Goal
Check every line for the word "JSON" and state how many lines have it. Reply with the number alone.

Records supplied
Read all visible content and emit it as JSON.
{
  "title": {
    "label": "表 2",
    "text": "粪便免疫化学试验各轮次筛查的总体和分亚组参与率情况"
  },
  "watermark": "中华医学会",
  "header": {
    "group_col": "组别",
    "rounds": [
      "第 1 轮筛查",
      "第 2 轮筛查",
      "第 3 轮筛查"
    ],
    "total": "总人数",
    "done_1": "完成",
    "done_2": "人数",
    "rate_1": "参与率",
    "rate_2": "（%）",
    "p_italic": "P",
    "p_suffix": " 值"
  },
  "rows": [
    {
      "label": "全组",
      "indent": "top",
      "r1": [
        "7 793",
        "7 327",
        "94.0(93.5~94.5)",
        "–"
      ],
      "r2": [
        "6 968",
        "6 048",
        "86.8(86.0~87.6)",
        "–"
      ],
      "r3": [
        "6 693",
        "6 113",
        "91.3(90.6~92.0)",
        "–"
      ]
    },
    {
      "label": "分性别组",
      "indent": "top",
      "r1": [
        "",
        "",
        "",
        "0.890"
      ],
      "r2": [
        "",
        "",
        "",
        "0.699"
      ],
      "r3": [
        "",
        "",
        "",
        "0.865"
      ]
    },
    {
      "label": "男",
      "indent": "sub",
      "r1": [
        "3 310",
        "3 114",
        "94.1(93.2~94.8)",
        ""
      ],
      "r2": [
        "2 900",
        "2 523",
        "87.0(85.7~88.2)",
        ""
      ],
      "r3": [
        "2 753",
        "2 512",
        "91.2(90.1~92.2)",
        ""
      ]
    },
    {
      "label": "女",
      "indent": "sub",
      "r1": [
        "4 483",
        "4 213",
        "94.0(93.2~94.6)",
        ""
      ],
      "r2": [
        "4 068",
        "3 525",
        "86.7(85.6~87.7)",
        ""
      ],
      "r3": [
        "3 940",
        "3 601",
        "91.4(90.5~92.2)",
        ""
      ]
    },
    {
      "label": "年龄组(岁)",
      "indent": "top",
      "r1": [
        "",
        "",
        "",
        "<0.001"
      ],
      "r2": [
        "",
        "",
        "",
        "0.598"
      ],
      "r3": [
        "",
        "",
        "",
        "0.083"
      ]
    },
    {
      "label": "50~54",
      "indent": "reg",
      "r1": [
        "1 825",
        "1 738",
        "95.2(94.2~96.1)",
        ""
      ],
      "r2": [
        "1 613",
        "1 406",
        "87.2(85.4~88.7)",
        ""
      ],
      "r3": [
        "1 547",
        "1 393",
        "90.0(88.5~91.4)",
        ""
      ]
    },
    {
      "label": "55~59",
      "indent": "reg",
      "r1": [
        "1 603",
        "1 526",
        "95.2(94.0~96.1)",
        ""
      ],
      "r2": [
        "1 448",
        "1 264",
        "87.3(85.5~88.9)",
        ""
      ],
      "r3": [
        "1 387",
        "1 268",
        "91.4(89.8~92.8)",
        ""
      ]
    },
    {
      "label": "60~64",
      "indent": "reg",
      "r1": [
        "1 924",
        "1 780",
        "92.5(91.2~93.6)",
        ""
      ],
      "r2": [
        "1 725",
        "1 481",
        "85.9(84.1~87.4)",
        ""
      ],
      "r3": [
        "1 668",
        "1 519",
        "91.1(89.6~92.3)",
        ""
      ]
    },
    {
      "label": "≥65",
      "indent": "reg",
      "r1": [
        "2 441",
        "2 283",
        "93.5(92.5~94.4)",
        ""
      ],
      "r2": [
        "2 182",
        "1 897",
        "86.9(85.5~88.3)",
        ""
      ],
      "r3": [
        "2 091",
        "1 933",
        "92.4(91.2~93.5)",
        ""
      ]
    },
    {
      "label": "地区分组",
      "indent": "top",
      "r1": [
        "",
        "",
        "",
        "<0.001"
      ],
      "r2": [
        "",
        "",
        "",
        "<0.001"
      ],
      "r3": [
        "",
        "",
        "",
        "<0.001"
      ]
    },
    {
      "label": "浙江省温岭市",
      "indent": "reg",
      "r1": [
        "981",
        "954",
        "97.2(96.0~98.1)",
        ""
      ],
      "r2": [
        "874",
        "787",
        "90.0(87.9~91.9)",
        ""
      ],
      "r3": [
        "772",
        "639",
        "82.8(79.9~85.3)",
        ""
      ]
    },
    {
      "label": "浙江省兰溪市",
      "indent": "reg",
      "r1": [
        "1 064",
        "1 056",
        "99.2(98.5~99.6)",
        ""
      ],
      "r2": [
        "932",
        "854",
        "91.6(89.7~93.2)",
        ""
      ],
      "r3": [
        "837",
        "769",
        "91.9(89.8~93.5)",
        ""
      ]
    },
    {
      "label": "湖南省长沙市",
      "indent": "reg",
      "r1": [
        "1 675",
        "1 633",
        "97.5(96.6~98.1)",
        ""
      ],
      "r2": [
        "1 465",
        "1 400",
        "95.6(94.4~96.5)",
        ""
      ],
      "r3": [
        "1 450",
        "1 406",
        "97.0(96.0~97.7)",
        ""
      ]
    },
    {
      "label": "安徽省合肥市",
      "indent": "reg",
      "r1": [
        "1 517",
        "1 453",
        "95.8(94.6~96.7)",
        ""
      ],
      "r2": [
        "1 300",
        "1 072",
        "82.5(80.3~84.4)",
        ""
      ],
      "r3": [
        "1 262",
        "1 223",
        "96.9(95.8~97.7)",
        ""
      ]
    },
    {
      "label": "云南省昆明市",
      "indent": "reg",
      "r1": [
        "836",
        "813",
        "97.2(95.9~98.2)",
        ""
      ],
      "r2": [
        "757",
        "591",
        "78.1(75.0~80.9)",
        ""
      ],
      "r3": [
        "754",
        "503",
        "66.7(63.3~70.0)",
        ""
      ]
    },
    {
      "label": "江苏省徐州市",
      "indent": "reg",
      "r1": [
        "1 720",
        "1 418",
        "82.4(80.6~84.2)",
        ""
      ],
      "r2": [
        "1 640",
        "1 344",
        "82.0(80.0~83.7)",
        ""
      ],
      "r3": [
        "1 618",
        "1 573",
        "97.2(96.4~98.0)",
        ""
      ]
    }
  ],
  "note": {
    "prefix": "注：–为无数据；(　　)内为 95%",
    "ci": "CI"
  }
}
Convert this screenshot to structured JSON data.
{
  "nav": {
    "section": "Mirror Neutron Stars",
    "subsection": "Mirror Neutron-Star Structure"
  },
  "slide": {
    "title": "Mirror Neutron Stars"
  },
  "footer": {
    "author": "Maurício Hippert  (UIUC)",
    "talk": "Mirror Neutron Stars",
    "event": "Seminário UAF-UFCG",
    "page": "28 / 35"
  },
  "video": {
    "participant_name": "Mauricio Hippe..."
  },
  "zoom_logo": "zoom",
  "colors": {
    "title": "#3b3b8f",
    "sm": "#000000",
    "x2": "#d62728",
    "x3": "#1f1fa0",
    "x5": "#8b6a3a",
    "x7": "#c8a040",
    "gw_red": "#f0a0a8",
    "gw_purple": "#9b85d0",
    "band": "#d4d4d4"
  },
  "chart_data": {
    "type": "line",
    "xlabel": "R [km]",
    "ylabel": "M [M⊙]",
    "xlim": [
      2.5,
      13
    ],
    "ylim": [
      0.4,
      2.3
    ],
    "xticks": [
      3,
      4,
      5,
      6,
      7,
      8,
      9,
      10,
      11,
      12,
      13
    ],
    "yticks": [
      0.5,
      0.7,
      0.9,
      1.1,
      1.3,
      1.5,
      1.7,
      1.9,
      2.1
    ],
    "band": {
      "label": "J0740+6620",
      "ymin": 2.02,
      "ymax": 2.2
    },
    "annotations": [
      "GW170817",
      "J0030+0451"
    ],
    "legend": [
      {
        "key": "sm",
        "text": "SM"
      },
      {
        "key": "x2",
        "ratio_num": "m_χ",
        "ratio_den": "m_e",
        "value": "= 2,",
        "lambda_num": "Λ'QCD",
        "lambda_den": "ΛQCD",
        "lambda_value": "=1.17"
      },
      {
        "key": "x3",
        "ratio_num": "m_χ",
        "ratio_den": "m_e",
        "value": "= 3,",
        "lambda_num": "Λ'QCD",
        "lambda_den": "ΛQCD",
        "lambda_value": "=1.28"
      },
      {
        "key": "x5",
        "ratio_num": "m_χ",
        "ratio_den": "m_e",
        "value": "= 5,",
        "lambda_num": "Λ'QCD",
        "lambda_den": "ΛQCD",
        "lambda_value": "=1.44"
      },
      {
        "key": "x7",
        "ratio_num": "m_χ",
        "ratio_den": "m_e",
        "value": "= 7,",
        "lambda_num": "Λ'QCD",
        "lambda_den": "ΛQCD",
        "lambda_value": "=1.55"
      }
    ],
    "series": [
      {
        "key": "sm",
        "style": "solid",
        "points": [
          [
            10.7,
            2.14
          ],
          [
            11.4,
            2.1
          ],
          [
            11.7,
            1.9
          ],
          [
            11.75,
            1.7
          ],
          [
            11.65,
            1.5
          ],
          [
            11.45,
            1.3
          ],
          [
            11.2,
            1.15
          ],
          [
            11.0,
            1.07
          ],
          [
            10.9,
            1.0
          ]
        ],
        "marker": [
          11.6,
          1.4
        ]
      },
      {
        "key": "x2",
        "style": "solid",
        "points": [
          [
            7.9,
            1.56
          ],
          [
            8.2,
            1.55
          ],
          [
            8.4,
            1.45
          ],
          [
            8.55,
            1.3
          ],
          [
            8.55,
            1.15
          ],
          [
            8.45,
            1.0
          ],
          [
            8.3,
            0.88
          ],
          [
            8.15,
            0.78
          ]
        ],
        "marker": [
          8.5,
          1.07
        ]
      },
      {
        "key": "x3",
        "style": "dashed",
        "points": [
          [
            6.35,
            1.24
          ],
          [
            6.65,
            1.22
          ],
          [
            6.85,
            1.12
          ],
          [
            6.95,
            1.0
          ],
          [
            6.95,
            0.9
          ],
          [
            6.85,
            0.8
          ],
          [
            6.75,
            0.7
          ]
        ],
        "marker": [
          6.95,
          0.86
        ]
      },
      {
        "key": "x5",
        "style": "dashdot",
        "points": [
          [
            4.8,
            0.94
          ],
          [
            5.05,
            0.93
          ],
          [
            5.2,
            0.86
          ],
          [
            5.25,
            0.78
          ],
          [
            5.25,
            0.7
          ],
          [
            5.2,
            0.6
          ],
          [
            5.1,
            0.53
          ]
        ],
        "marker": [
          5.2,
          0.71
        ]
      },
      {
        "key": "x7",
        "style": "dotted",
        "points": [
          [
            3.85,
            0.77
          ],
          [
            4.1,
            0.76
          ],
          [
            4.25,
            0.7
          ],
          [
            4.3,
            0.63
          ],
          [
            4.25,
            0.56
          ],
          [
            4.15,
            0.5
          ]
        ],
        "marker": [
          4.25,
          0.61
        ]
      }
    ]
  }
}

Worked answer
2